BEGIN Materials provided

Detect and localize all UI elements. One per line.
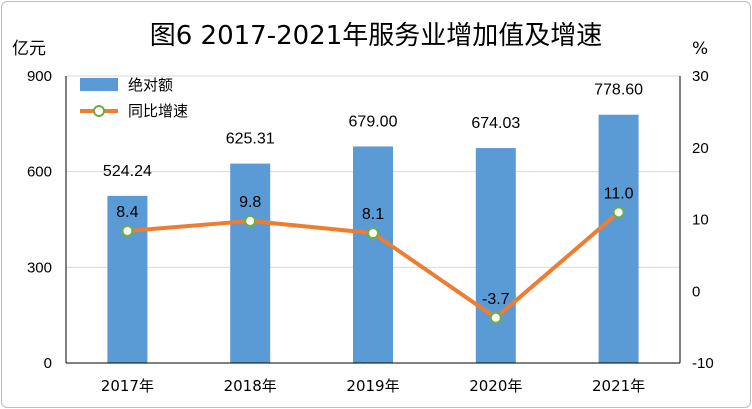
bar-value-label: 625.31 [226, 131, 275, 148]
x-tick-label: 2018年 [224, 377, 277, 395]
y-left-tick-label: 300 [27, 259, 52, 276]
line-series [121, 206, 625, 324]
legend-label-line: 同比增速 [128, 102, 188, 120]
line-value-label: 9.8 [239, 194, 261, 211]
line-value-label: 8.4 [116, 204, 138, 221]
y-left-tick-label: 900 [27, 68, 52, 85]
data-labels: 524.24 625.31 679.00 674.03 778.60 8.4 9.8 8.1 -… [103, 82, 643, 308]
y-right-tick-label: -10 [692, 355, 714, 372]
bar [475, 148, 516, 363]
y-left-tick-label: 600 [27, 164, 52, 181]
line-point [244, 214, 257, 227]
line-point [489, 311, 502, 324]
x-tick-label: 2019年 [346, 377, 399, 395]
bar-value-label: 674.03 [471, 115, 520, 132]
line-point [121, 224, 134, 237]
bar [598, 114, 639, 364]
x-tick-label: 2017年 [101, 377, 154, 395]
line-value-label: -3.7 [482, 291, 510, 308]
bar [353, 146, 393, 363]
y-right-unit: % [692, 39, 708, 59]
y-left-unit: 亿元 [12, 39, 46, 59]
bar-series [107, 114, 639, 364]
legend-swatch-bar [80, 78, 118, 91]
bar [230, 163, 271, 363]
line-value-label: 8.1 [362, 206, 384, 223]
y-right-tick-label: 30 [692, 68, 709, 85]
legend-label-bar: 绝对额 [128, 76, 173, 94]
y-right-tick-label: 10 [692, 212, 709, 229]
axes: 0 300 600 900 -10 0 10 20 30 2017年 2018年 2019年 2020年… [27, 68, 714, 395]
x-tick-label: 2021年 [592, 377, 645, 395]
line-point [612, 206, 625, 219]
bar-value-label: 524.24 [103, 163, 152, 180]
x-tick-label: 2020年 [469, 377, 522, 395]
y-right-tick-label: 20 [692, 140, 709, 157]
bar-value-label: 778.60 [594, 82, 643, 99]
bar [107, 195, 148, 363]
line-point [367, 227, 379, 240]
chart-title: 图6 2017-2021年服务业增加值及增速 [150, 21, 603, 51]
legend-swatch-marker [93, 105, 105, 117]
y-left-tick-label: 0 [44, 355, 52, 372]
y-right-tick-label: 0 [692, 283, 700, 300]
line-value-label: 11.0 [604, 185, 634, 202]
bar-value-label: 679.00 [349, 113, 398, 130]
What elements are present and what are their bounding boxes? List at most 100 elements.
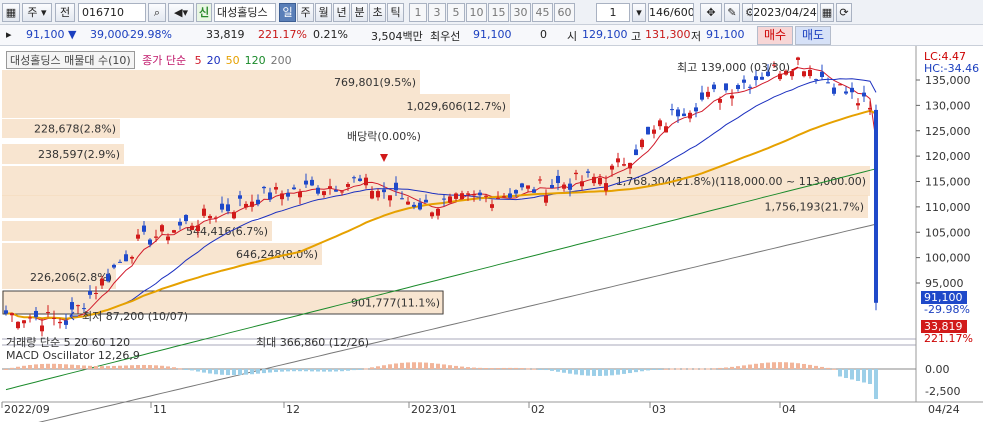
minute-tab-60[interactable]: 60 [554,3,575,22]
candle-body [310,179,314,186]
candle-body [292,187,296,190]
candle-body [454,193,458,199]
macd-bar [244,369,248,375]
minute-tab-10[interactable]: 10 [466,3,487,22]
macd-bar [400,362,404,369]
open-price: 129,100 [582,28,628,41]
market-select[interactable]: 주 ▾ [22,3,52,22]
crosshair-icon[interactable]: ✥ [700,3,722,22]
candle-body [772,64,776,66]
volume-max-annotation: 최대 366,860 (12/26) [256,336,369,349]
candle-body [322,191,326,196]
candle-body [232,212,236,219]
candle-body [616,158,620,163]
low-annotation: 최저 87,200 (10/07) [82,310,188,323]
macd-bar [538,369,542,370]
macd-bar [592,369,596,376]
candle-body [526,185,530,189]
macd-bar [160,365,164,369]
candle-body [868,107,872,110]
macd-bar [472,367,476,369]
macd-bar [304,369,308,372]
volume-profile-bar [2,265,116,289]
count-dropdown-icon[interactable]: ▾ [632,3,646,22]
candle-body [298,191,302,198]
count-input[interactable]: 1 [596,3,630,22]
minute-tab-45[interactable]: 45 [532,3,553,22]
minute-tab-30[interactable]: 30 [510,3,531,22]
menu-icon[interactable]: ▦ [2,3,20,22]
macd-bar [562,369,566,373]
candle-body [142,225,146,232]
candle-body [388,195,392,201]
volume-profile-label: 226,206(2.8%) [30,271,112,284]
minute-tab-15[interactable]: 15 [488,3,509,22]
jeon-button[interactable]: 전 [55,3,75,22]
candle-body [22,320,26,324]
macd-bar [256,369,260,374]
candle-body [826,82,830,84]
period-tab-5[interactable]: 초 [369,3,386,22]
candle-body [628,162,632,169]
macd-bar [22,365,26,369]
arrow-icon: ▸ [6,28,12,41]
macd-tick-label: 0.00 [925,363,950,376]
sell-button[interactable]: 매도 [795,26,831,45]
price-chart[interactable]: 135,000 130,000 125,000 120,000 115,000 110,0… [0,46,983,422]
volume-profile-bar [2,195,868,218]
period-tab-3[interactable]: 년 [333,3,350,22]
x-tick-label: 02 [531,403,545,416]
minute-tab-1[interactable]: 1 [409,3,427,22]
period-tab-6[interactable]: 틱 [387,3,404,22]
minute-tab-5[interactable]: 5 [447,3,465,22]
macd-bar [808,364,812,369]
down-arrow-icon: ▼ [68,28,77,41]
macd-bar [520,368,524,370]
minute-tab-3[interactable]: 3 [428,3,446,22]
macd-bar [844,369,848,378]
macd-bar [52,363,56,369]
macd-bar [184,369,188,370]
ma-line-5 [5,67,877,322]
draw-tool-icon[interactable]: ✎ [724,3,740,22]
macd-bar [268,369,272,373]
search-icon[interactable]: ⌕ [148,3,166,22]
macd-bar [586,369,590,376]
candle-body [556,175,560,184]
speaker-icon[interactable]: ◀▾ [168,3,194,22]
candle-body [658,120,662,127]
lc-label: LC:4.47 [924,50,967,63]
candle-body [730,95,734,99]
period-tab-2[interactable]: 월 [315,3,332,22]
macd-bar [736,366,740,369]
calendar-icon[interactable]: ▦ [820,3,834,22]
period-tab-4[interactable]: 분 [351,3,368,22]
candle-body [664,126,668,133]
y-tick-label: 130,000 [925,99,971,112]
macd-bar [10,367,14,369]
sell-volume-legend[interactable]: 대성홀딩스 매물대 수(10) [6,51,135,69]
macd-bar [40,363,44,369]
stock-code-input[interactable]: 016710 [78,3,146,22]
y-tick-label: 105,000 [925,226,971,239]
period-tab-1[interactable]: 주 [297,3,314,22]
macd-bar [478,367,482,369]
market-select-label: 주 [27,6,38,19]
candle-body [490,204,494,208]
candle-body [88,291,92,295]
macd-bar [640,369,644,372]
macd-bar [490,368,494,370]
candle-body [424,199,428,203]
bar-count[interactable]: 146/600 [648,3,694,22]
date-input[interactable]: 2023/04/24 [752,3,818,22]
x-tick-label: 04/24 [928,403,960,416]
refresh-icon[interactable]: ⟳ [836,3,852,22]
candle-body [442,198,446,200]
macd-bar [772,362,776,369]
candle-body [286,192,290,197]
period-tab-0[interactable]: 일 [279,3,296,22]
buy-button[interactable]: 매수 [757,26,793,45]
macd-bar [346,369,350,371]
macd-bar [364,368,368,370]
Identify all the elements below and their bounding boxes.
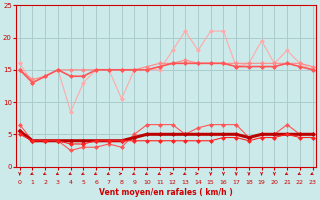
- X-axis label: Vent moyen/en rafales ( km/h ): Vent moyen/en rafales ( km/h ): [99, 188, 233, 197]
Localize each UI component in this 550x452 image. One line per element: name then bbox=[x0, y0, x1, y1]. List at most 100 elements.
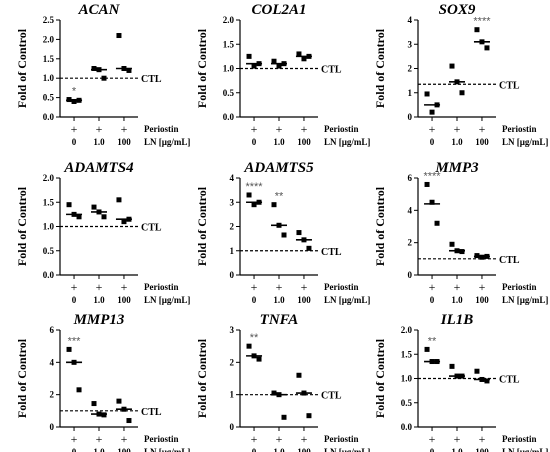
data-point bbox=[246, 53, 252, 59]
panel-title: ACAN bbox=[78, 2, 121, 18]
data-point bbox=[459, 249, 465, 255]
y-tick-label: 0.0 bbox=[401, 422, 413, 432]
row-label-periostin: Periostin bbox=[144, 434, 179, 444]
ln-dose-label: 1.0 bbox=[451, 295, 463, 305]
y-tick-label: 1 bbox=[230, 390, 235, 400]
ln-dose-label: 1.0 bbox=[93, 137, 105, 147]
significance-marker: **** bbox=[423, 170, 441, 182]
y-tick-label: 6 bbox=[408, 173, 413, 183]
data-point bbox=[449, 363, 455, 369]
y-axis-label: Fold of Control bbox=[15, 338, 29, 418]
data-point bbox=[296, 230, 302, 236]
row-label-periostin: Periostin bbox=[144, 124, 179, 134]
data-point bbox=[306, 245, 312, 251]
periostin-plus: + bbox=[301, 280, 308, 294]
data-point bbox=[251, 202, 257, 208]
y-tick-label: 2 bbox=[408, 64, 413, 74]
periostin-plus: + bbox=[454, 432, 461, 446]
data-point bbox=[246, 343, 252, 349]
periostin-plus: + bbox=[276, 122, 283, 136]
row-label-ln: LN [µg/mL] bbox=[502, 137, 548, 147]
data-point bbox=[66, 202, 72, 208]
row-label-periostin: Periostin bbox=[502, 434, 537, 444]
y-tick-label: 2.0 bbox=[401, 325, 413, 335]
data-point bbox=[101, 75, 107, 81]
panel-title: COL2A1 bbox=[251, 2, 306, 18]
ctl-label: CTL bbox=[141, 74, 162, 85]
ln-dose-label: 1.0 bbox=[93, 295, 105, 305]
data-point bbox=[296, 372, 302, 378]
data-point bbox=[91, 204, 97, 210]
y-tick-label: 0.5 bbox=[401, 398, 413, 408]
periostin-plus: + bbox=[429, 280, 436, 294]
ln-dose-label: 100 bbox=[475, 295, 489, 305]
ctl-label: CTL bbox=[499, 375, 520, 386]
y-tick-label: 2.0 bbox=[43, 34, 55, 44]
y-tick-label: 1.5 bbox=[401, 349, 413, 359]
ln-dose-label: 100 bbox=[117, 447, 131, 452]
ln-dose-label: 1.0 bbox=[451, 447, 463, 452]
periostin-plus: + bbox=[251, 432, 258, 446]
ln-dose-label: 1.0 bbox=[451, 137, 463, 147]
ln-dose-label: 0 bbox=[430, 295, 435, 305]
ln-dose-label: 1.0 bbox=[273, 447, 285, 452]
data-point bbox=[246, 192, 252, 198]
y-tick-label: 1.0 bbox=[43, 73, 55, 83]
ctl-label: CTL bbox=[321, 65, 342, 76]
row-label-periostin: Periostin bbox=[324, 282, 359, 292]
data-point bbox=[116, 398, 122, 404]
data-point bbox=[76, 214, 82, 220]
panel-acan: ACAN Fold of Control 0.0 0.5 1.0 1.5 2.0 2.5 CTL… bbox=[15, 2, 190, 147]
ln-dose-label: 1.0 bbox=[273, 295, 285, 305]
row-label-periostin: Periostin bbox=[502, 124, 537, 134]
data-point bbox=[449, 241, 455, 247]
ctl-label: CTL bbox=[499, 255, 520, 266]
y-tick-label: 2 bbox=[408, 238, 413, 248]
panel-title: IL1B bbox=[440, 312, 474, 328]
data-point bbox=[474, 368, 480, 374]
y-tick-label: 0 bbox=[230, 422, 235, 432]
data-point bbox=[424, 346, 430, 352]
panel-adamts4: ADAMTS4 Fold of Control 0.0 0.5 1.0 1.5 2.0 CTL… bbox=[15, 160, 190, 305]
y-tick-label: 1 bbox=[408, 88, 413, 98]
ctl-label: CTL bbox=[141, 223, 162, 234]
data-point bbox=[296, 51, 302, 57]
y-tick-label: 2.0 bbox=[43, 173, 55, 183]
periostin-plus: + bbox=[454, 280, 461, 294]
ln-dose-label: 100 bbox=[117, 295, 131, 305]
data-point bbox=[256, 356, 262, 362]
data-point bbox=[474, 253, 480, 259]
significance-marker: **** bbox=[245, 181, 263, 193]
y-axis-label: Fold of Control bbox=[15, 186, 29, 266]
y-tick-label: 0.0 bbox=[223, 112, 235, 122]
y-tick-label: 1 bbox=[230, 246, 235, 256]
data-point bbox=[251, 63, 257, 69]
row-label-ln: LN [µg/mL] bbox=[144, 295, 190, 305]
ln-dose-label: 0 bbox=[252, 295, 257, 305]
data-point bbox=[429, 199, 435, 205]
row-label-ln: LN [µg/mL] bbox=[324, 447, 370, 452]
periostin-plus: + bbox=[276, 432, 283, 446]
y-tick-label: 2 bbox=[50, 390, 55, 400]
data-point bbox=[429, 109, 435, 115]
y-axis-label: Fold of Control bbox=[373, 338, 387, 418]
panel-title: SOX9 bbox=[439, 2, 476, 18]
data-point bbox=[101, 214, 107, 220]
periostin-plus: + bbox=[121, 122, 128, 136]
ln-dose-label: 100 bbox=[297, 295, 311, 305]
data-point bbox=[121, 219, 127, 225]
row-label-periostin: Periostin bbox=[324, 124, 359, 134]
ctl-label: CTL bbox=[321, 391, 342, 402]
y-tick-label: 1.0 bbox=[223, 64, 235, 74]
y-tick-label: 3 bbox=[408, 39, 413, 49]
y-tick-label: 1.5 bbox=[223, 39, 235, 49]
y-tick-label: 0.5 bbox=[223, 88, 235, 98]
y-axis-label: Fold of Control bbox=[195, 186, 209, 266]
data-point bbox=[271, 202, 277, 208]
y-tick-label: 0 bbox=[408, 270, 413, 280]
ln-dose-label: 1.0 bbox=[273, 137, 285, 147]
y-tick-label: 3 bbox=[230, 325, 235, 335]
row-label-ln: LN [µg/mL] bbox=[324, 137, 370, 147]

END Materials provided

* _Written problem_
Please count the lines above that contain the string "chart", treating uppercase and lowercase as different. Reply with the number only.

* _Problem solution_
2